Some records
┌──

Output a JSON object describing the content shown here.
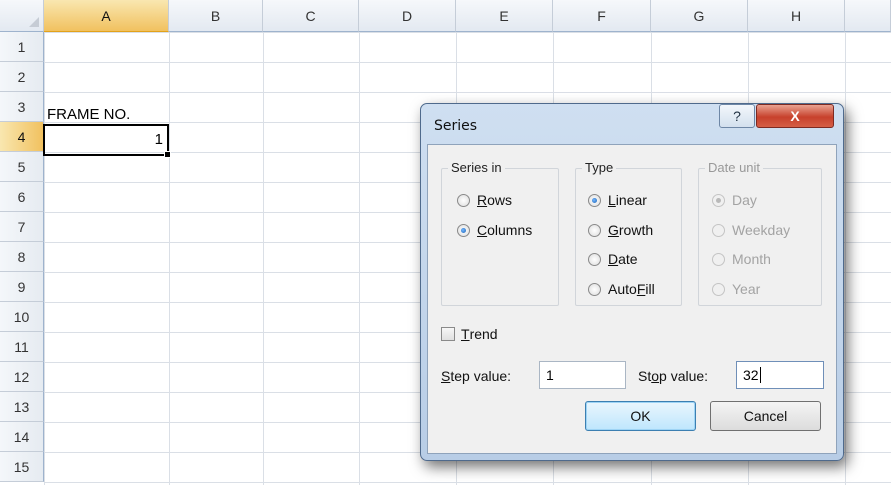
{
  "sheet": {
    "columns": [
      "A",
      "B",
      "C",
      "D",
      "E",
      "F",
      "G",
      "H"
    ],
    "rows": [
      "1",
      "2",
      "3",
      "4",
      "5",
      "6",
      "7",
      "8",
      "9",
      "10",
      "11",
      "12",
      "13",
      "14",
      "15"
    ],
    "active_cell": "A4",
    "cells": {
      "A3": "FRAME NO.",
      "A4": "1"
    }
  },
  "dialog": {
    "title": "Series",
    "help_glyph": "?",
    "close_glyph": "X",
    "series_in": {
      "label": "Series in",
      "options": [
        {
          "label": "Rows",
          "accel": "R",
          "rest": "ows",
          "selected": false
        },
        {
          "label": "Columns",
          "accel": "C",
          "rest": "olumns",
          "selected": true
        }
      ]
    },
    "type": {
      "label": "Type",
      "options": [
        {
          "label": "Linear",
          "accel": "L",
          "rest": "inear",
          "selected": true
        },
        {
          "label": "Growth",
          "accel": "G",
          "rest": "rowth",
          "selected": false
        },
        {
          "label": "Date",
          "accel": "D",
          "rest": "ate",
          "selected": false
        },
        {
          "label": "AutoFill",
          "pre": "Auto",
          "accel": "F",
          "rest": "ill",
          "selected": false
        }
      ]
    },
    "date_unit": {
      "label": "Date unit",
      "enabled": false,
      "options": [
        {
          "label": "Day",
          "selected": true
        },
        {
          "label": "Weekday",
          "selected": false
        },
        {
          "label": "Month",
          "selected": false
        },
        {
          "label": "Year",
          "selected": false
        }
      ]
    },
    "trend": {
      "accel": "T",
      "rest": "rend",
      "checked": false
    },
    "step_value": {
      "pre": "",
      "accel": "S",
      "rest": "tep value:",
      "value": "1"
    },
    "stop_value": {
      "pre": "St",
      "accel": "o",
      "rest": "p value:",
      "value": "32"
    },
    "ok_label": "OK",
    "cancel_label": "Cancel"
  }
}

└──

Given instruction:
Give the data above again in full and unchanged, skipping the pictures.

Exercise result:
Output a JSON object describing the content shown here.
{
  "sheet": {
    "columns": [
      "A",
      "B",
      "C",
      "D",
      "E",
      "F",
      "G",
      "H"
    ],
    "rows": [
      "1",
      "2",
      "3",
      "4",
      "5",
      "6",
      "7",
      "8",
      "9",
      "10",
      "11",
      "12",
      "13",
      "14",
      "15"
    ],
    "active_cell": "A4",
    "cells": {
      "A3": "FRAME NO.",
      "A4": "1"
    }
  },
  "dialog": {
    "title": "Series",
    "help_glyph": "?",
    "close_glyph": "X",
    "series_in": {
      "label": "Series in",
      "options": [
        {
          "label": "Rows",
          "accel": "R",
          "rest": "ows",
          "selected": false
        },
        {
          "label": "Columns",
          "accel": "C",
          "rest": "olumns",
          "selected": true
        }
      ]
    },
    "type": {
      "label": "Type",
      "options": [
        {
          "label": "Linear",
          "accel": "L",
          "rest": "inear",
          "selected": true
        },
        {
          "label": "Growth",
          "accel": "G",
          "rest": "rowth",
          "selected": false
        },
        {
          "label": "Date",
          "accel": "D",
          "rest": "ate",
          "selected": false
        },
        {
          "label": "AutoFill",
          "pre": "Auto",
          "accel": "F",
          "rest": "ill",
          "selected": false
        }
      ]
    },
    "date_unit": {
      "label": "Date unit",
      "enabled": false,
      "options": [
        {
          "label": "Day",
          "selected": true
        },
        {
          "label": "Weekday",
          "selected": false
        },
        {
          "label": "Month",
          "selected": false
        },
        {
          "label": "Year",
          "selected": false
        }
      ]
    },
    "trend": {
      "accel": "T",
      "rest": "rend",
      "checked": false
    },
    "step_value": {
      "pre": "",
      "accel": "S",
      "rest": "tep value:",
      "value": "1"
    },
    "stop_value": {
      "pre": "St",
      "accel": "o",
      "rest": "p value:",
      "value": "32"
    },
    "ok_label": "OK",
    "cancel_label": "Cancel"
  }
}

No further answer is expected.